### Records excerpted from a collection
□ □ □ □
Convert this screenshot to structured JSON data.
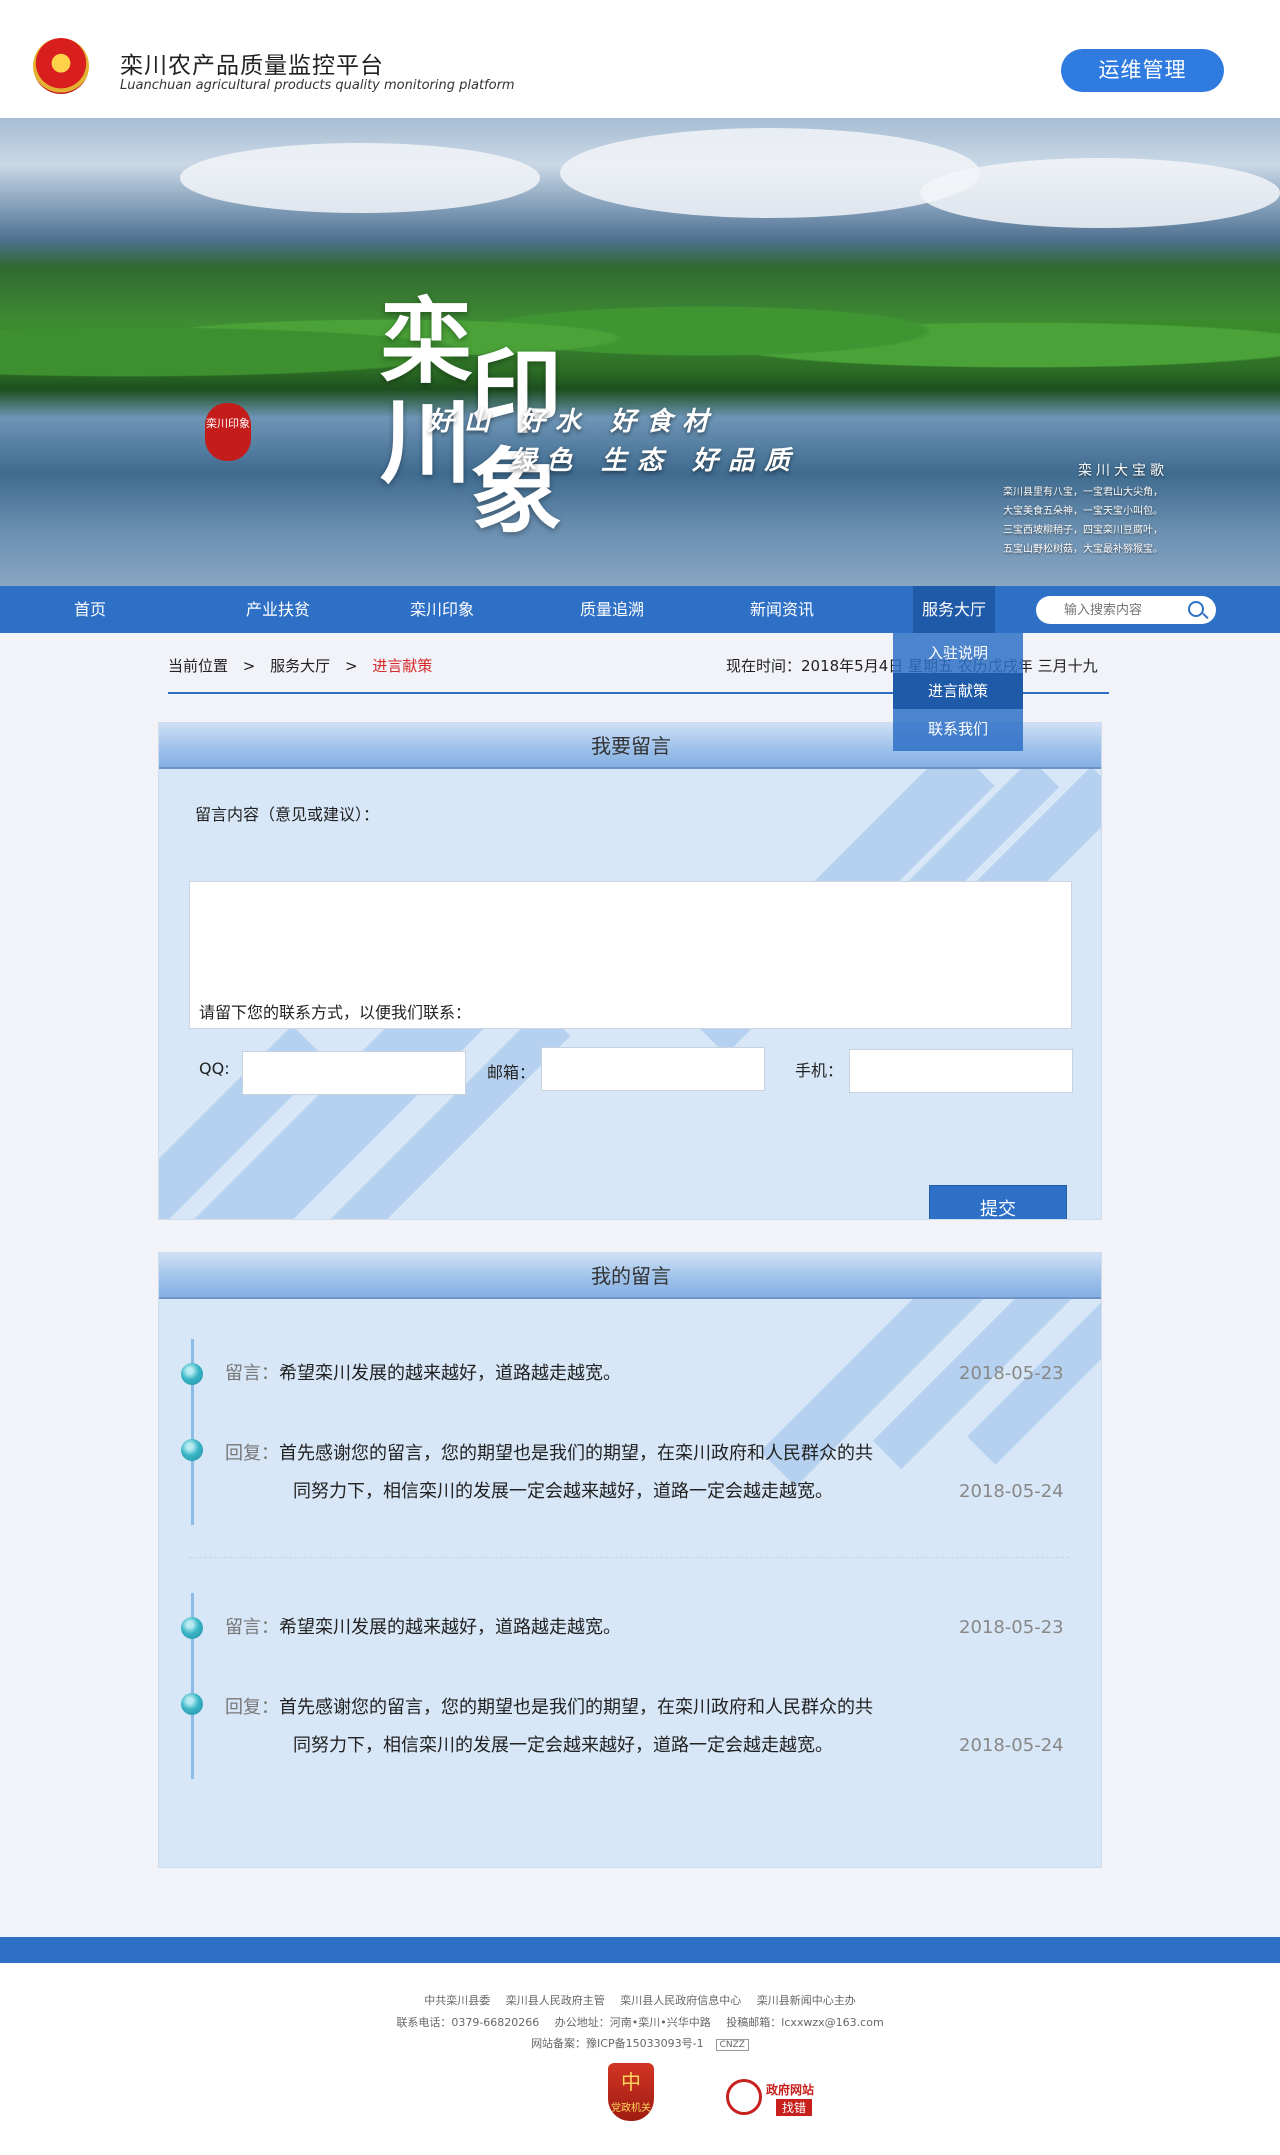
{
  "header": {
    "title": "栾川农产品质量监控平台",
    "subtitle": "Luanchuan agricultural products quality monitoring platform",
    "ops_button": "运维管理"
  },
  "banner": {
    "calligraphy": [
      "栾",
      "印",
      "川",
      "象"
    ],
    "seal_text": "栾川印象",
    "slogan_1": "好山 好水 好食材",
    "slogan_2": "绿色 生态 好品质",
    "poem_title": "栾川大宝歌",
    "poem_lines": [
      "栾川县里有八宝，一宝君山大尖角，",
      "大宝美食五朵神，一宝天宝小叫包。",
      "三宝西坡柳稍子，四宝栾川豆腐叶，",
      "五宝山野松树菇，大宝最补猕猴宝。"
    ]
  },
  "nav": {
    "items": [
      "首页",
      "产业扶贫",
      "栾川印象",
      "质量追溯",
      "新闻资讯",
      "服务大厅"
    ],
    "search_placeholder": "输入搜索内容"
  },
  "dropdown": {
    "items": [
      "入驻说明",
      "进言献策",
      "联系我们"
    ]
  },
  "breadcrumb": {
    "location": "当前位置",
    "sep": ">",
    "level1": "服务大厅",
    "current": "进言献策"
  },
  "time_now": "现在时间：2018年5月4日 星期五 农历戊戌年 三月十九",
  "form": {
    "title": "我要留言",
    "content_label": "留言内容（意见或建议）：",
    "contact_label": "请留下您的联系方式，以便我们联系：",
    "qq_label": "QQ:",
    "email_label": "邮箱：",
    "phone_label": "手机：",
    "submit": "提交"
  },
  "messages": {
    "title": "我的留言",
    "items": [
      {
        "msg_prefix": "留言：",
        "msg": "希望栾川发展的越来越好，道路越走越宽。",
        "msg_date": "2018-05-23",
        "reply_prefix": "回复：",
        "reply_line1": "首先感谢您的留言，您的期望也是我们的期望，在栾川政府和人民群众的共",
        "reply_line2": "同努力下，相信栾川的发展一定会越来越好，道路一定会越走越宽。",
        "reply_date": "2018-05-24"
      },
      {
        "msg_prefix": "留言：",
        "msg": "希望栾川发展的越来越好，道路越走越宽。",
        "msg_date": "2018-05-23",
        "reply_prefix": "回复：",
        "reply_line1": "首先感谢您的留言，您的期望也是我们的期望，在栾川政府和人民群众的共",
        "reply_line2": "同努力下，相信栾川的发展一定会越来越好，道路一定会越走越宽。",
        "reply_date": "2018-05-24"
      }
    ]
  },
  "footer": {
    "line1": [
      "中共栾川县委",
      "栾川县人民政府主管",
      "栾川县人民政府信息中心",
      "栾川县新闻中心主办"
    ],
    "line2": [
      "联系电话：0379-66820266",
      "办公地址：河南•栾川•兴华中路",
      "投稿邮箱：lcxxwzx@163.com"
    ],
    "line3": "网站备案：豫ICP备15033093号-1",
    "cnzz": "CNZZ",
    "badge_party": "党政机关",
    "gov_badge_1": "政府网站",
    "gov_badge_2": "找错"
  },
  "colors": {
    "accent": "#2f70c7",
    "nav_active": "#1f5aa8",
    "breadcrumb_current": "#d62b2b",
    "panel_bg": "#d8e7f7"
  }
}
□ □ □ □
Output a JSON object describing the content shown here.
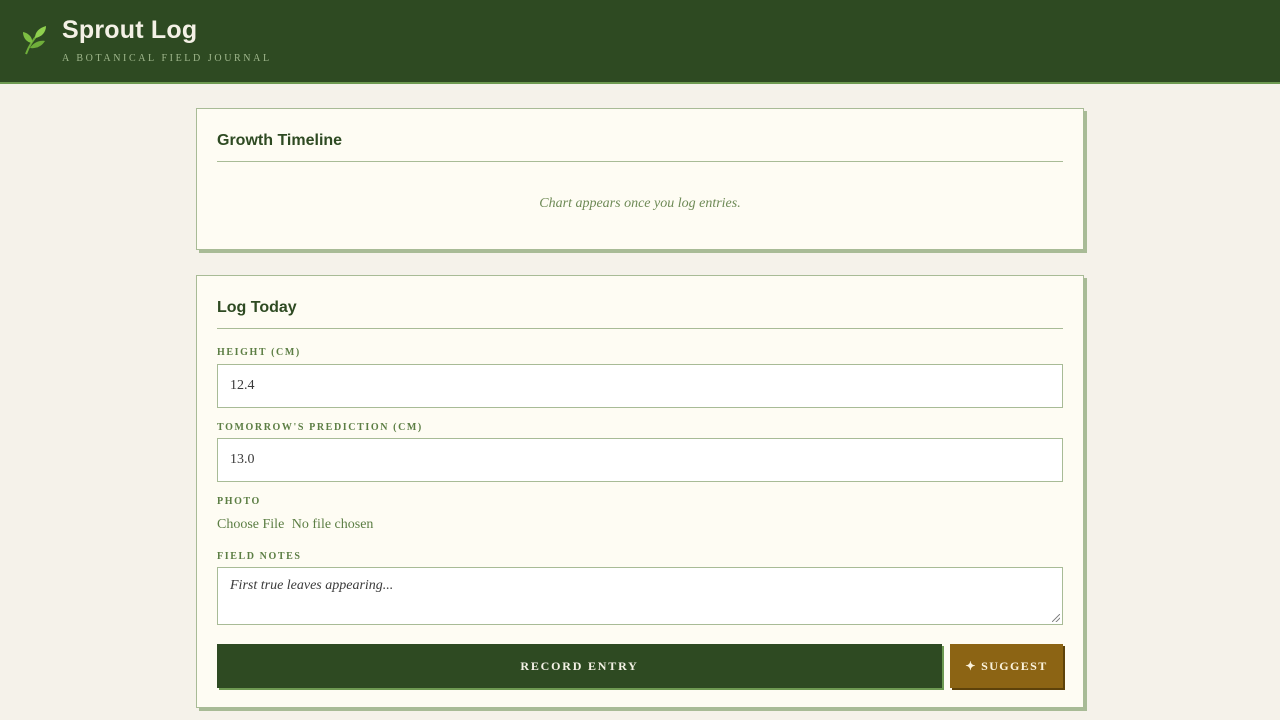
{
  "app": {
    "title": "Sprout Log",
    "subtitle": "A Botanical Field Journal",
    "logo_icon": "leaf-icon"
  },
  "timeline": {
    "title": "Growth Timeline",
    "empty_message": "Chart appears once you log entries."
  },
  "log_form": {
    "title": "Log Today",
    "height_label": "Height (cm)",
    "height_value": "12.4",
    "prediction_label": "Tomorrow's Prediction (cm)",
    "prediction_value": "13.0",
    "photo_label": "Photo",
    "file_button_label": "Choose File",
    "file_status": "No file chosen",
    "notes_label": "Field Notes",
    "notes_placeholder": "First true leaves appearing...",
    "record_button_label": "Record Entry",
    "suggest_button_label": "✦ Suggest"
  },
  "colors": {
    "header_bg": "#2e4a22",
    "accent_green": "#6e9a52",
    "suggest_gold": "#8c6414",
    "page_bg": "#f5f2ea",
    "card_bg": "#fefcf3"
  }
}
□ □ □ □
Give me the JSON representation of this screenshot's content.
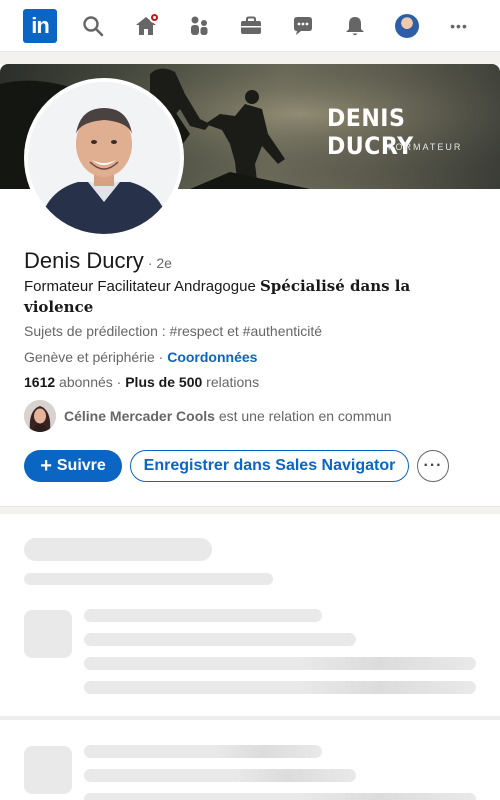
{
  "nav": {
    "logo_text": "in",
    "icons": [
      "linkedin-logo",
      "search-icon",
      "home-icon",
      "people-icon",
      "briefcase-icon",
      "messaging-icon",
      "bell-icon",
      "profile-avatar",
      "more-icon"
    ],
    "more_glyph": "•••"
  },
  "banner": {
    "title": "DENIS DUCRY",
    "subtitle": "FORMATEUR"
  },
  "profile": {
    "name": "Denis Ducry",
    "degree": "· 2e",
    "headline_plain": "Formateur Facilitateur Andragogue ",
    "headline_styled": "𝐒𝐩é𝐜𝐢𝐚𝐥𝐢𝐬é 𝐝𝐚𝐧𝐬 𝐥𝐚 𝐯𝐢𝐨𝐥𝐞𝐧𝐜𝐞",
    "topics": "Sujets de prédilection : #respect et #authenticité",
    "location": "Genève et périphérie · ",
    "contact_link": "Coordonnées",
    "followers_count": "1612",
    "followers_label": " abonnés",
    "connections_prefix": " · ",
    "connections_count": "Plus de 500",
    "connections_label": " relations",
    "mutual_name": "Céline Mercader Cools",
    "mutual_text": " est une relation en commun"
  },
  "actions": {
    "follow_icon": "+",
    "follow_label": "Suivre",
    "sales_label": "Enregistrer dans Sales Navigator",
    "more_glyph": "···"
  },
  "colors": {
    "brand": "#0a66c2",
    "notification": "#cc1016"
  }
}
□ □ □ □
### INSTRUCTION
Count every line of the records that holds the string "Field". Write only the total.

### WRITTEN ANSWER
2